» **Directive**
Copy out each line of the material in which the word "name" appears.

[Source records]
** Start **

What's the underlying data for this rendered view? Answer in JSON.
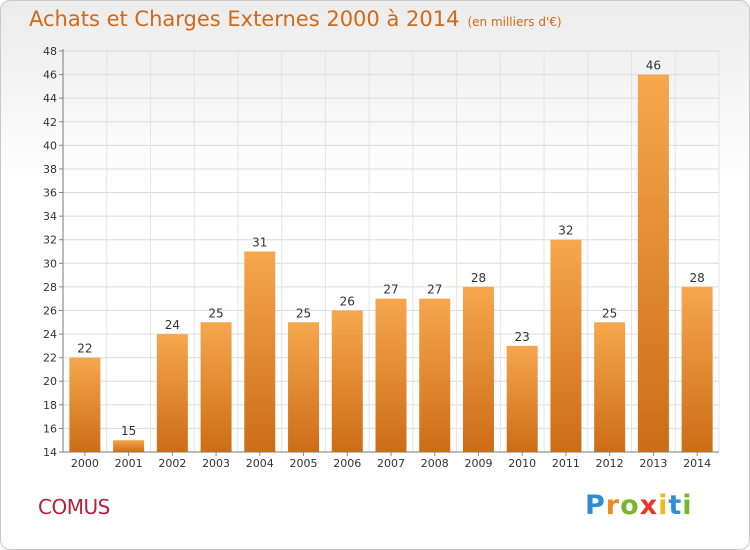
{
  "chart_data": {
    "type": "bar",
    "title": "Achats et Charges Externes 2000 à 2014",
    "unit": "(en milliers d'€)",
    "categories": [
      "2000",
      "2001",
      "2002",
      "2003",
      "2004",
      "2005",
      "2006",
      "2007",
      "2008",
      "2009",
      "2010",
      "2011",
      "2012",
      "2013",
      "2014"
    ],
    "values": [
      22,
      15,
      24,
      25,
      31,
      25,
      26,
      27,
      27,
      28,
      23,
      32,
      25,
      46,
      28
    ],
    "ylim": [
      14,
      48
    ],
    "yticks": [
      14,
      16,
      18,
      20,
      22,
      24,
      26,
      28,
      30,
      32,
      34,
      36,
      38,
      40,
      42,
      44,
      46,
      48
    ],
    "grid": true,
    "bar_color_top": "#f6a74e",
    "bar_color_bottom": "#cc6d16"
  },
  "commune": "COMUS",
  "logo": {
    "letters": [
      "P",
      "r",
      "o",
      "x",
      "i",
      "t",
      "i"
    ],
    "colors": [
      "#2f8fd6",
      "#f08a1e",
      "#7ab52c",
      "#e8382c",
      "#f0b81a",
      "#2f8fd6",
      "#7ab52c"
    ]
  }
}
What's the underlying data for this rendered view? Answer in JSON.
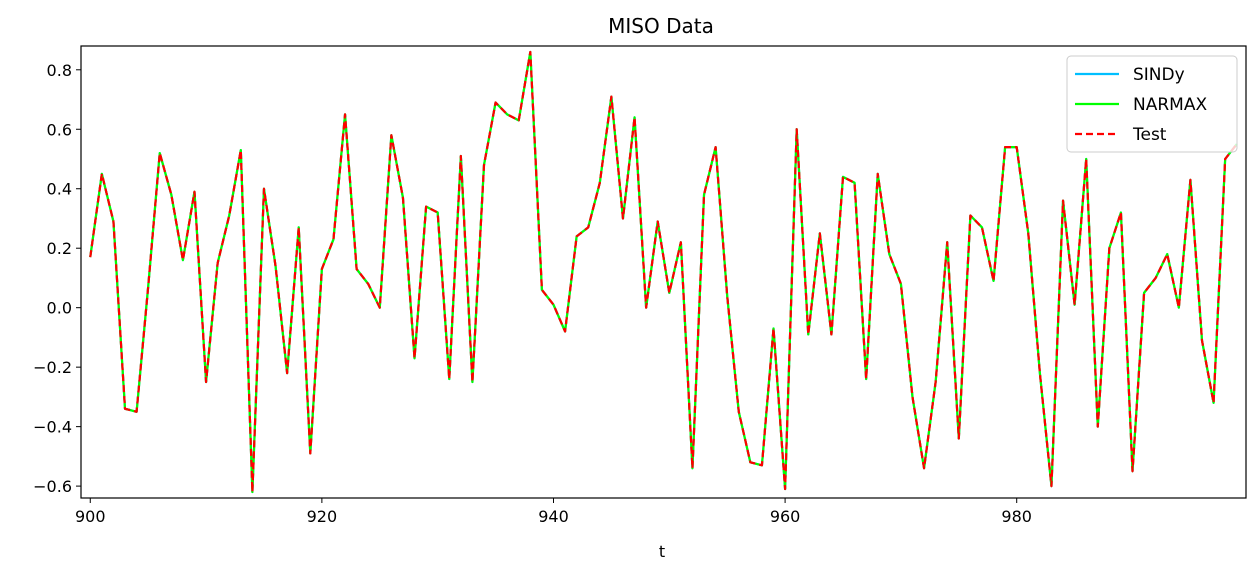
{
  "chart_data": {
    "type": "line",
    "title": "MISO Data",
    "xlabel": "t",
    "ylabel": "",
    "xlim": [
      899.2,
      999.8
    ],
    "ylim": [
      -0.64,
      0.88
    ],
    "xticks": [
      900,
      920,
      940,
      960,
      980
    ],
    "yticks": [
      -0.6,
      -0.4,
      -0.2,
      0.0,
      0.2,
      0.4,
      0.6,
      0.8
    ],
    "ytick_labels": [
      "−0.6",
      "−0.4",
      "−0.2",
      "0.0",
      "0.2",
      "0.4",
      "0.6",
      "0.8"
    ],
    "legend_position": "top-right",
    "x": [
      900,
      901,
      902,
      903,
      904,
      905,
      906,
      907,
      908,
      909,
      910,
      911,
      912,
      913,
      914,
      915,
      916,
      917,
      918,
      919,
      920,
      921,
      922,
      923,
      924,
      925,
      926,
      927,
      928,
      929,
      930,
      931,
      932,
      933,
      934,
      935,
      936,
      937,
      938,
      939,
      940,
      941,
      942,
      943,
      944,
      945,
      946,
      947,
      948,
      949,
      950,
      951,
      952,
      953,
      954,
      955,
      956,
      957,
      958,
      959,
      960,
      961,
      962,
      963,
      964,
      965,
      966,
      967,
      968,
      969,
      970,
      971,
      972,
      973,
      974,
      975,
      976,
      977,
      978,
      979,
      980,
      981,
      982,
      983,
      984,
      985,
      986,
      987,
      988,
      989,
      990,
      991,
      992,
      993,
      994,
      995,
      996,
      997,
      998,
      999
    ],
    "series": [
      {
        "name": "SINDy",
        "color": "#00bfff",
        "style": "solid",
        "values": [
          0.17,
          0.45,
          0.29,
          -0.34,
          -0.35,
          0.07,
          0.52,
          0.38,
          0.16,
          0.39,
          -0.25,
          0.15,
          0.31,
          0.53,
          -0.62,
          0.4,
          0.14,
          -0.22,
          0.27,
          -0.49,
          0.13,
          0.23,
          0.65,
          0.13,
          0.08,
          0.0,
          0.58,
          0.37,
          -0.17,
          0.34,
          0.32,
          -0.24,
          0.51,
          -0.25,
          0.48,
          0.69,
          0.65,
          0.63,
          0.86,
          0.06,
          0.01,
          -0.08,
          0.24,
          0.27,
          0.42,
          0.71,
          0.3,
          0.64,
          0.0,
          0.29,
          0.05,
          0.22,
          -0.54,
          0.38,
          0.54,
          0.04,
          -0.35,
          -0.52,
          -0.53,
          -0.07,
          -0.61,
          0.6,
          -0.09,
          0.25,
          -0.09,
          0.44,
          0.42,
          -0.24,
          0.45,
          0.18,
          0.08,
          -0.3,
          -0.54,
          -0.25,
          0.22,
          -0.44,
          0.31,
          0.27,
          0.09,
          0.54,
          0.54,
          0.25,
          -0.22,
          -0.6,
          0.36,
          0.01,
          0.5,
          -0.4,
          0.2,
          0.32,
          -0.55,
          0.05,
          0.1,
          0.18,
          0.0,
          0.43,
          -0.11,
          -0.32,
          0.5,
          0.55
        ]
      },
      {
        "name": "NARMAX",
        "color": "#00ff00",
        "style": "solid",
        "values": [
          0.17,
          0.45,
          0.29,
          -0.34,
          -0.35,
          0.07,
          0.52,
          0.38,
          0.16,
          0.39,
          -0.25,
          0.15,
          0.31,
          0.53,
          -0.62,
          0.4,
          0.14,
          -0.22,
          0.27,
          -0.49,
          0.13,
          0.23,
          0.65,
          0.13,
          0.08,
          0.0,
          0.58,
          0.37,
          -0.17,
          0.34,
          0.32,
          -0.24,
          0.51,
          -0.25,
          0.48,
          0.69,
          0.65,
          0.63,
          0.86,
          0.06,
          0.01,
          -0.08,
          0.24,
          0.27,
          0.42,
          0.71,
          0.3,
          0.64,
          0.0,
          0.29,
          0.05,
          0.22,
          -0.54,
          0.38,
          0.54,
          0.04,
          -0.35,
          -0.52,
          -0.53,
          -0.07,
          -0.61,
          0.6,
          -0.09,
          0.25,
          -0.09,
          0.44,
          0.42,
          -0.24,
          0.45,
          0.18,
          0.08,
          -0.3,
          -0.54,
          -0.25,
          0.22,
          -0.44,
          0.31,
          0.27,
          0.09,
          0.54,
          0.54,
          0.25,
          -0.22,
          -0.6,
          0.36,
          0.01,
          0.5,
          -0.4,
          0.2,
          0.32,
          -0.55,
          0.05,
          0.1,
          0.18,
          0.0,
          0.43,
          -0.11,
          -0.32,
          0.5,
          0.55
        ]
      },
      {
        "name": "Test",
        "color": "#ff0000",
        "style": "dashed",
        "values": [
          0.17,
          0.45,
          0.29,
          -0.34,
          -0.35,
          0.07,
          0.52,
          0.38,
          0.16,
          0.39,
          -0.25,
          0.15,
          0.31,
          0.53,
          -0.62,
          0.4,
          0.14,
          -0.22,
          0.27,
          -0.49,
          0.13,
          0.23,
          0.65,
          0.13,
          0.08,
          0.0,
          0.58,
          0.37,
          -0.17,
          0.34,
          0.32,
          -0.24,
          0.51,
          -0.25,
          0.48,
          0.69,
          0.65,
          0.63,
          0.86,
          0.06,
          0.01,
          -0.08,
          0.24,
          0.27,
          0.42,
          0.71,
          0.3,
          0.64,
          0.0,
          0.29,
          0.05,
          0.22,
          -0.54,
          0.38,
          0.54,
          0.04,
          -0.35,
          -0.52,
          -0.53,
          -0.07,
          -0.61,
          0.6,
          -0.09,
          0.25,
          -0.09,
          0.44,
          0.42,
          -0.24,
          0.45,
          0.18,
          0.08,
          -0.3,
          -0.54,
          -0.25,
          0.22,
          -0.44,
          0.31,
          0.27,
          0.09,
          0.54,
          0.54,
          0.25,
          -0.22,
          -0.6,
          0.36,
          0.01,
          0.5,
          -0.4,
          0.2,
          0.32,
          -0.55,
          0.05,
          0.1,
          0.18,
          0.0,
          0.43,
          -0.11,
          -0.32,
          0.5,
          0.55
        ]
      }
    ]
  }
}
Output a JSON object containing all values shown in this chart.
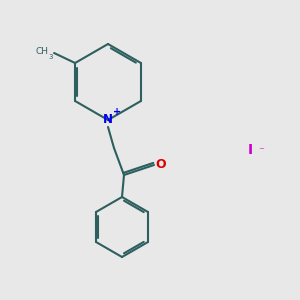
{
  "background_color": "#e8e8e8",
  "bond_color": "#2d5f5f",
  "n_color": "#0000ee",
  "o_color": "#dd0000",
  "i_color": "#cc00cc",
  "line_width": 1.5,
  "figsize": [
    3.0,
    3.0
  ],
  "dpi": 100,
  "xlim": [
    0,
    3.0
  ],
  "ylim": [
    0,
    3.0
  ]
}
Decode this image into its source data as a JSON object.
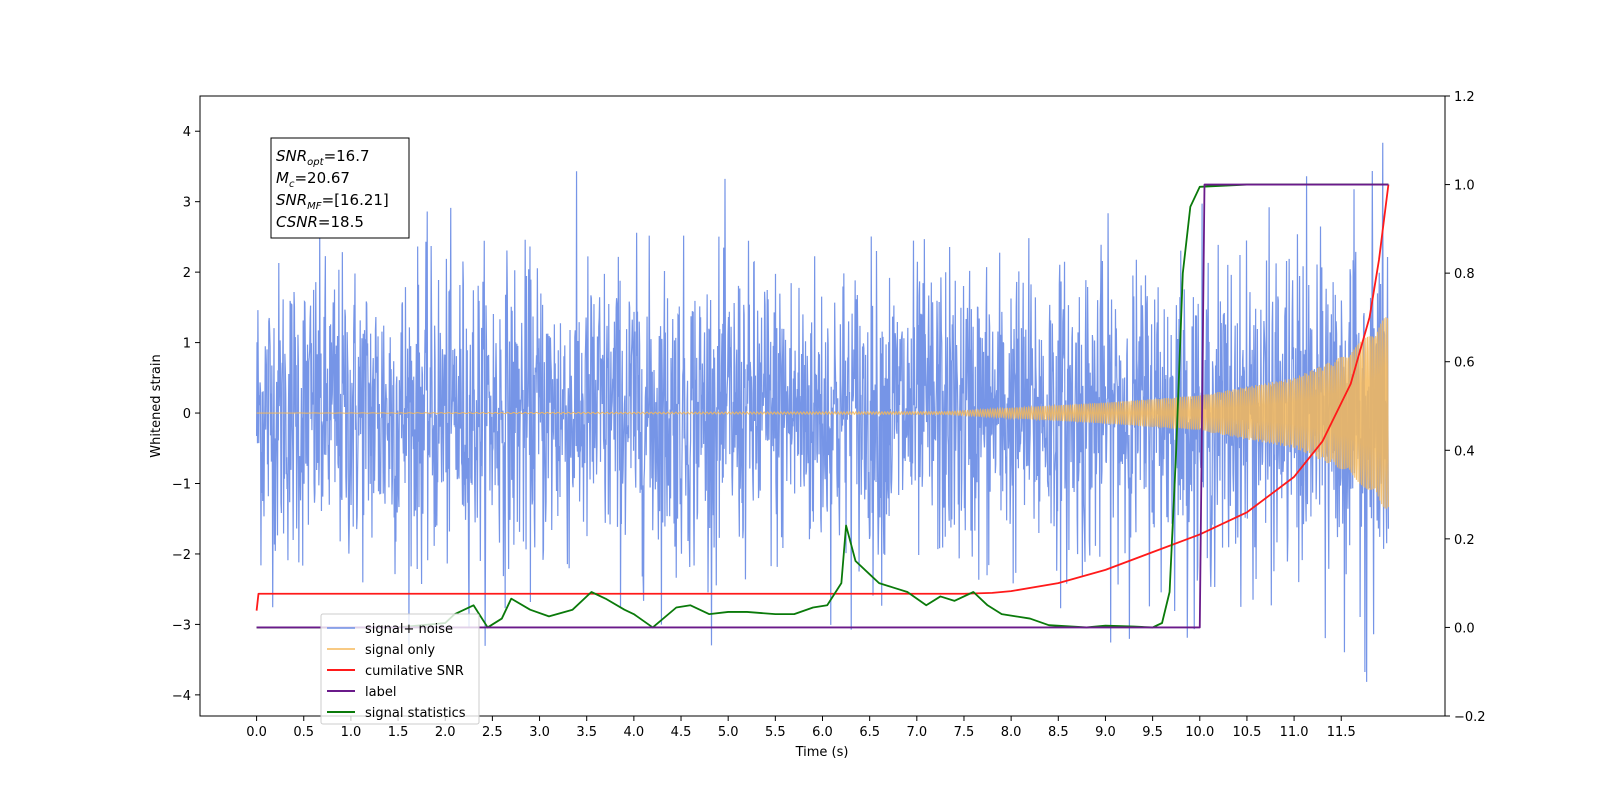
{
  "chart_data": {
    "type": "line",
    "title": "",
    "xlabel": "Time (s)",
    "ylabel": "Whitened strain",
    "xlim": [
      -0.6,
      12.6
    ],
    "ylim": [
      -4.3,
      4.5
    ],
    "y2lim": [
      -0.2,
      1.2
    ],
    "xticks": [
      "0.0",
      "0.5",
      "1.0",
      "1.5",
      "2.0",
      "2.5",
      "3.0",
      "3.5",
      "4.0",
      "4.5",
      "5.0",
      "5.5",
      "6.0",
      "6.5",
      "7.0",
      "7.5",
      "8.0",
      "8.5",
      "9.0",
      "9.5",
      "10.0",
      "10.5",
      "11.0",
      "11.5"
    ],
    "yticks": [
      "−4",
      "−3",
      "−2",
      "−1",
      "0",
      "1",
      "2",
      "3",
      "4"
    ],
    "y2ticks": [
      "−0.2",
      "0.0",
      "0.2",
      "0.4",
      "0.6",
      "0.8",
      "1.0",
      "1.2"
    ],
    "legend_position": "lower-left",
    "annotation": {
      "lines": [
        {
          "base": "SNR",
          "sub": "opt",
          "rest": "=16.7"
        },
        {
          "base": "M",
          "sub": "c",
          "rest": "=20.67"
        },
        {
          "base": "SNR",
          "sub": "MF",
          "rest": "=[16.21]"
        },
        {
          "base": "CSNR",
          "sub": "",
          "rest": "=18.5"
        }
      ]
    },
    "series": [
      {
        "name": "signal+ noise",
        "color": "#6f8fe6",
        "axis": "left",
        "style": "noise",
        "x_range": [
          0.0,
          12.0
        ],
        "envelope": 2.6
      },
      {
        "name": "signal only",
        "color": "#f5b85a",
        "axis": "left",
        "style": "chirp",
        "x_range": [
          0.0,
          12.0
        ],
        "amplitude_points": [
          [
            0.0,
            0.0
          ],
          [
            7.3,
            0.02
          ],
          [
            9.0,
            0.15
          ],
          [
            10.0,
            0.25
          ],
          [
            11.0,
            0.5
          ],
          [
            11.5,
            0.8
          ],
          [
            12.0,
            1.4
          ]
        ]
      },
      {
        "name": "cumilative SNR",
        "color": "#ff1a1a",
        "axis": "right",
        "style": "line",
        "points": [
          [
            0.0,
            0.038
          ],
          [
            0.02,
            0.076
          ],
          [
            7.5,
            0.076
          ],
          [
            7.8,
            0.078
          ],
          [
            8.0,
            0.082
          ],
          [
            8.5,
            0.1
          ],
          [
            9.0,
            0.13
          ],
          [
            9.5,
            0.17
          ],
          [
            10.0,
            0.21
          ],
          [
            10.5,
            0.26
          ],
          [
            11.0,
            0.34
          ],
          [
            11.3,
            0.42
          ],
          [
            11.6,
            0.55
          ],
          [
            11.8,
            0.7
          ],
          [
            11.9,
            0.83
          ],
          [
            12.0,
            1.0
          ]
        ]
      },
      {
        "name": "label",
        "color": "#6a1a8a",
        "axis": "right",
        "style": "line",
        "points": [
          [
            0.0,
            0.0
          ],
          [
            10.0,
            0.0
          ],
          [
            10.05,
            1.0
          ],
          [
            12.0,
            1.0
          ]
        ]
      },
      {
        "name": "signal statistics",
        "color": "#0a7a0a",
        "axis": "right",
        "style": "line",
        "points": [
          [
            0.0,
            0.0
          ],
          [
            1.5,
            0.0
          ],
          [
            2.0,
            0.01
          ],
          [
            2.1,
            0.03
          ],
          [
            2.3,
            0.05
          ],
          [
            2.45,
            0.0
          ],
          [
            2.6,
            0.02
          ],
          [
            2.7,
            0.065
          ],
          [
            2.9,
            0.04
          ],
          [
            3.1,
            0.025
          ],
          [
            3.35,
            0.04
          ],
          [
            3.55,
            0.08
          ],
          [
            3.7,
            0.065
          ],
          [
            3.9,
            0.04
          ],
          [
            4.0,
            0.03
          ],
          [
            4.2,
            0.0
          ],
          [
            4.45,
            0.045
          ],
          [
            4.6,
            0.05
          ],
          [
            4.8,
            0.03
          ],
          [
            5.0,
            0.035
          ],
          [
            5.2,
            0.035
          ],
          [
            5.5,
            0.03
          ],
          [
            5.7,
            0.03
          ],
          [
            5.9,
            0.045
          ],
          [
            6.05,
            0.05
          ],
          [
            6.2,
            0.1
          ],
          [
            6.25,
            0.23
          ],
          [
            6.35,
            0.15
          ],
          [
            6.5,
            0.12
          ],
          [
            6.6,
            0.1
          ],
          [
            6.75,
            0.09
          ],
          [
            6.9,
            0.08
          ],
          [
            7.1,
            0.05
          ],
          [
            7.25,
            0.07
          ],
          [
            7.4,
            0.06
          ],
          [
            7.6,
            0.08
          ],
          [
            7.75,
            0.05
          ],
          [
            7.9,
            0.03
          ],
          [
            8.05,
            0.025
          ],
          [
            8.2,
            0.02
          ],
          [
            8.4,
            0.005
          ],
          [
            8.8,
            0.0
          ],
          [
            9.0,
            0.004
          ],
          [
            9.3,
            0.002
          ],
          [
            9.5,
            0.0
          ],
          [
            9.6,
            0.01
          ],
          [
            9.68,
            0.08
          ],
          [
            9.75,
            0.4
          ],
          [
            9.82,
            0.8
          ],
          [
            9.9,
            0.95
          ],
          [
            10.0,
            0.995
          ],
          [
            10.5,
            1.0
          ],
          [
            12.0,
            1.0
          ]
        ]
      }
    ]
  }
}
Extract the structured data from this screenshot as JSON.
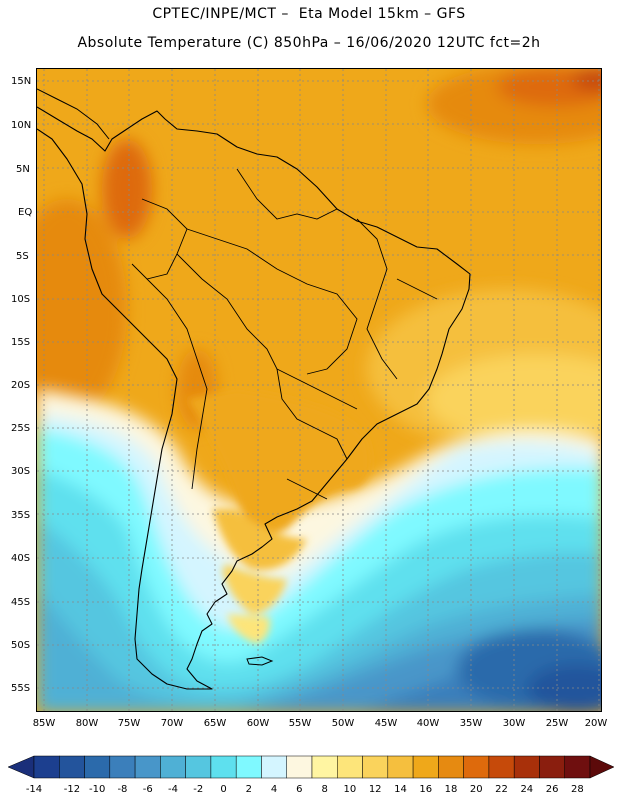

** End **

» **Reply**
        "name": "SINDy",
        "name": "NARMAX",
        "name": "Test",
        "name": "signal+ noise",
        "name": "signal only",
        "name": "cumilative SNR",
        "name": "label",
        "name": "signal statistics",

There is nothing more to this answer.